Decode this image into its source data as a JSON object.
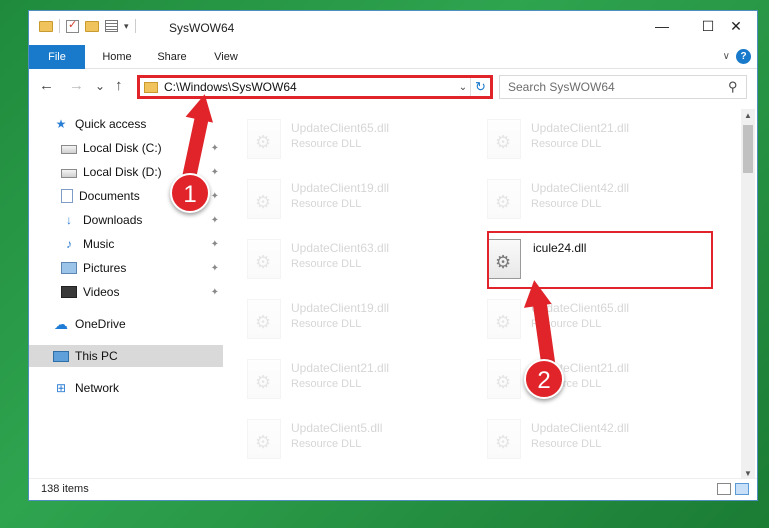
{
  "window": {
    "title": "SysWOW64",
    "minimize": "—",
    "maximize": "☐",
    "close": "✕"
  },
  "ribbon": {
    "tabs": [
      "File",
      "Home",
      "Share",
      "View"
    ],
    "help": "?"
  },
  "nav": {
    "back": "←",
    "forward": "→",
    "recent": "⌄",
    "up": "↑",
    "address_path": "C:\\Windows\\SysWOW64",
    "refresh": "↻",
    "search_placeholder": "Search SysWOW64"
  },
  "sidebar": {
    "items": [
      {
        "label": "Quick access",
        "icon": "star-icon",
        "glyph": "★",
        "pinned": false
      },
      {
        "label": "Local Disk (C:)",
        "icon": "drive-icon",
        "glyph": "",
        "pinned": true
      },
      {
        "label": "Local Disk (D:)",
        "icon": "drive-icon",
        "glyph": "",
        "pinned": true
      },
      {
        "label": "Documents",
        "icon": "documents-icon",
        "glyph": "",
        "pinned": true
      },
      {
        "label": "Downloads",
        "icon": "download-icon",
        "glyph": "↓",
        "pinned": true
      },
      {
        "label": "Music",
        "icon": "music-icon",
        "glyph": "♪",
        "pinned": true
      },
      {
        "label": "Pictures",
        "icon": "pictures-icon",
        "glyph": "",
        "pinned": true
      },
      {
        "label": "Videos",
        "icon": "videos-icon",
        "glyph": "",
        "pinned": true
      },
      {
        "label": "OneDrive",
        "icon": "onedrive-icon",
        "glyph": "☁",
        "pinned": false
      },
      {
        "label": "This PC",
        "icon": "pc-icon",
        "glyph": "",
        "pinned": false
      },
      {
        "label": "Network",
        "icon": "network-icon",
        "glyph": "⊞",
        "pinned": false
      }
    ],
    "pin_glyph": "📌"
  },
  "files": {
    "left": [
      {
        "name": "UpdateClient65.dll",
        "type": "Resource DLL"
      },
      {
        "name": "UpdateClient19.dll",
        "type": "Resource DLL"
      },
      {
        "name": "UpdateClient63.dll",
        "type": "Resource DLL"
      },
      {
        "name": "UpdateClient19.dll",
        "type": "Resource DLL"
      },
      {
        "name": "UpdateClient21.dll",
        "type": "Resource DLL"
      },
      {
        "name": "UpdateClient5.dll",
        "type": "Resource DLL"
      }
    ],
    "right": [
      {
        "name": "UpdateClient21.dll",
        "type": "Resource DLL"
      },
      {
        "name": "UpdateClient42.dll",
        "type": "Resource DLL"
      },
      {
        "name": "icule24.dll",
        "type": ""
      },
      {
        "name": "UpdateClient65.dll",
        "type": "Resource DLL"
      },
      {
        "name": "UpdateClient21.dll",
        "type": "Resource DLL"
      },
      {
        "name": "UpdateClient42.dll",
        "type": "Resource DLL"
      }
    ]
  },
  "status": {
    "item_count": "138 items"
  },
  "annotations": {
    "badge_1": "1",
    "badge_2": "2",
    "color": "#e0242a"
  }
}
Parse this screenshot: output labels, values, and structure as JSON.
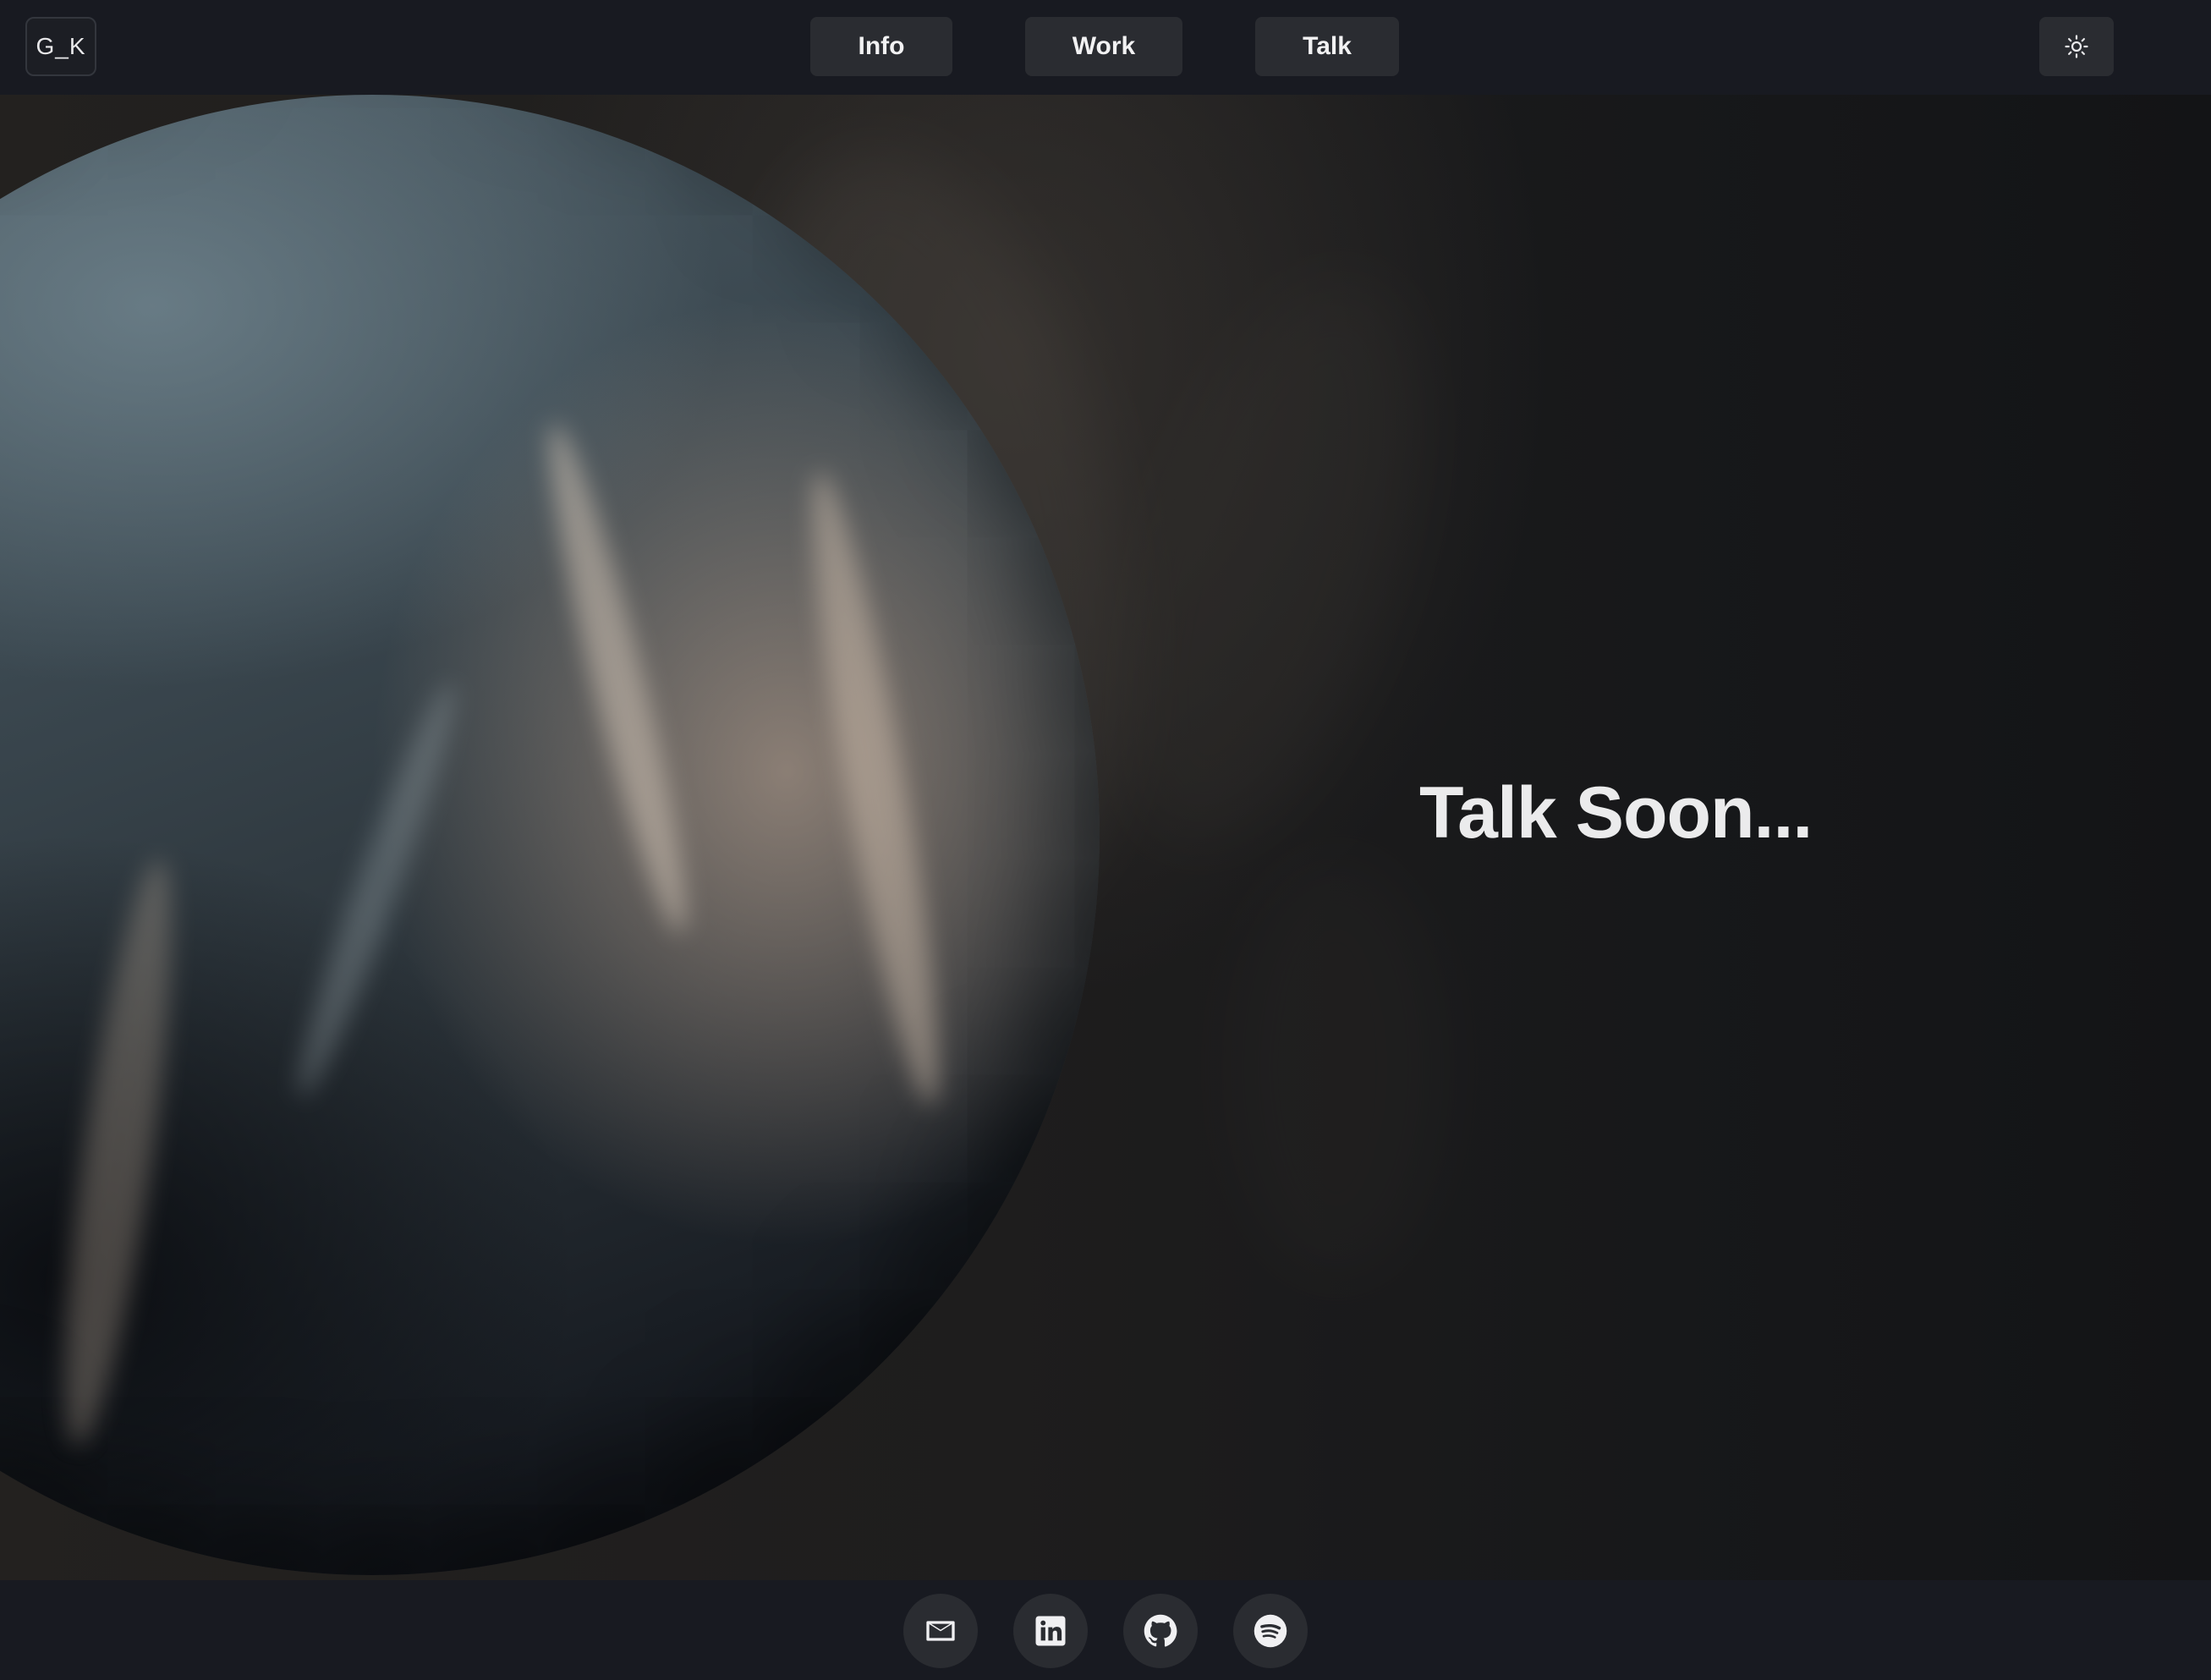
{
  "header": {
    "logo": "G_K",
    "nav": [
      {
        "label": "Info"
      },
      {
        "label": "Work"
      },
      {
        "label": "Talk"
      }
    ],
    "theme_toggle_icon": "sun-icon"
  },
  "main": {
    "title": "Talk Soon..."
  },
  "footer": {
    "links": [
      {
        "icon": "mail-icon"
      },
      {
        "icon": "linkedin-icon"
      },
      {
        "icon": "github-icon"
      },
      {
        "icon": "spotify-icon"
      }
    ]
  },
  "colors": {
    "bar_background": "#181a21",
    "button_background": "#2a2c31",
    "text": "#ebebec"
  }
}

== == ==

#### [Objective]
Output the records above exactly; leave out the pictures.

#### [Reply to the task]
Decode this image into its source data as a JSON object.
{
  "window": {
    "title": "SysWOW64",
    "minimize": "—",
    "maximize": "☐",
    "close": "✕"
  },
  "ribbon": {
    "tabs": [
      "File",
      "Home",
      "Share",
      "View"
    ],
    "help": "?"
  },
  "nav": {
    "back": "←",
    "forward": "→",
    "recent": "⌄",
    "up": "↑",
    "address_path": "C:\\Windows\\SysWOW64",
    "refresh": "↻",
    "search_placeholder": "Search SysWOW64"
  },
  "sidebar": {
    "items": [
      {
        "label": "Quick access",
        "icon": "star-icon",
        "glyph": "★",
        "pinned": false
      },
      {
        "label": "Local Disk (C:)",
        "icon": "drive-icon",
        "glyph": "",
        "pinned": true
      },
      {
        "label": "Local Disk (D:)",
        "icon": "drive-icon",
        "glyph": "",
        "pinned": true
      },
      {
        "label": "Documents",
        "icon": "documents-icon",
        "glyph": "",
        "pinned": true
      },
      {
        "label": "Downloads",
        "icon": "download-icon",
        "glyph": "↓",
        "pinned": true
      },
      {
        "label": "Music",
        "icon": "music-icon",
        "glyph": "♪",
        "pinned": true
      },
      {
        "label": "Pictures",
        "icon": "pictures-icon",
        "glyph": "",
        "pinned": true
      },
      {
        "label": "Videos",
        "icon": "videos-icon",
        "glyph": "",
        "pinned": true
      },
      {
        "label": "OneDrive",
        "icon": "onedrive-icon",
        "glyph": "☁",
        "pinned": false
      },
      {
        "label": "This PC",
        "icon": "pc-icon",
        "glyph": "",
        "pinned": false
      },
      {
        "label": "Network",
        "icon": "network-icon",
        "glyph": "⊞",
        "pinned": false
      }
    ],
    "pin_glyph": "📌"
  },
  "files": {
    "left": [
      {
        "name": "UpdateClient65.dll",
        "type": "Resource DLL"
      },
      {
        "name": "UpdateClient19.dll",
        "type": "Resource DLL"
      },
      {
        "name": "UpdateClient63.dll",
        "type": "Resource DLL"
      },
      {
        "name": "UpdateClient19.dll",
        "type": "Resource DLL"
      },
      {
        "name": "UpdateClient21.dll",
        "type": "Resource DLL"
      },
      {
        "name": "UpdateClient5.dll",
        "type": "Resource DLL"
      }
    ],
    "right": [
      {
        "name": "UpdateClient21.dll",
        "type": "Resource DLL"
      },
      {
        "name": "UpdateClient42.dll",
        "type": "Resource DLL"
      },
      {
        "name": "icule24.dll",
        "type": ""
      },
      {
        "name": "UpdateClient65.dll",
        "type": "Resource DLL"
      },
      {
        "name": "UpdateClient21.dll",
        "type": "Resource DLL"
      },
      {
        "name": "UpdateClient42.dll",
        "type": "Resource DLL"
      }
    ]
  },
  "status": {
    "item_count": "138 items"
  },
  "annotations": {
    "badge_1": "1",
    "badge_2": "2",
    "color": "#e0242a"
  }
}
Parse this screenshot: output labels, values, and structure as JSON.
{
  "header": {
    "logo": "G_K",
    "nav": [
      {
        "label": "Info"
      },
      {
        "label": "Work"
      },
      {
        "label": "Talk"
      }
    ],
    "theme_toggle_icon": "sun-icon"
  },
  "main": {
    "title": "Talk Soon..."
  },
  "footer": {
    "links": [
      {
        "icon": "mail-icon"
      },
      {
        "icon": "linkedin-icon"
      },
      {
        "icon": "github-icon"
      },
      {
        "icon": "spotify-icon"
      }
    ]
  },
  "colors": {
    "bar_background": "#181a21",
    "button_background": "#2a2c31",
    "text": "#ebebec"
  }
}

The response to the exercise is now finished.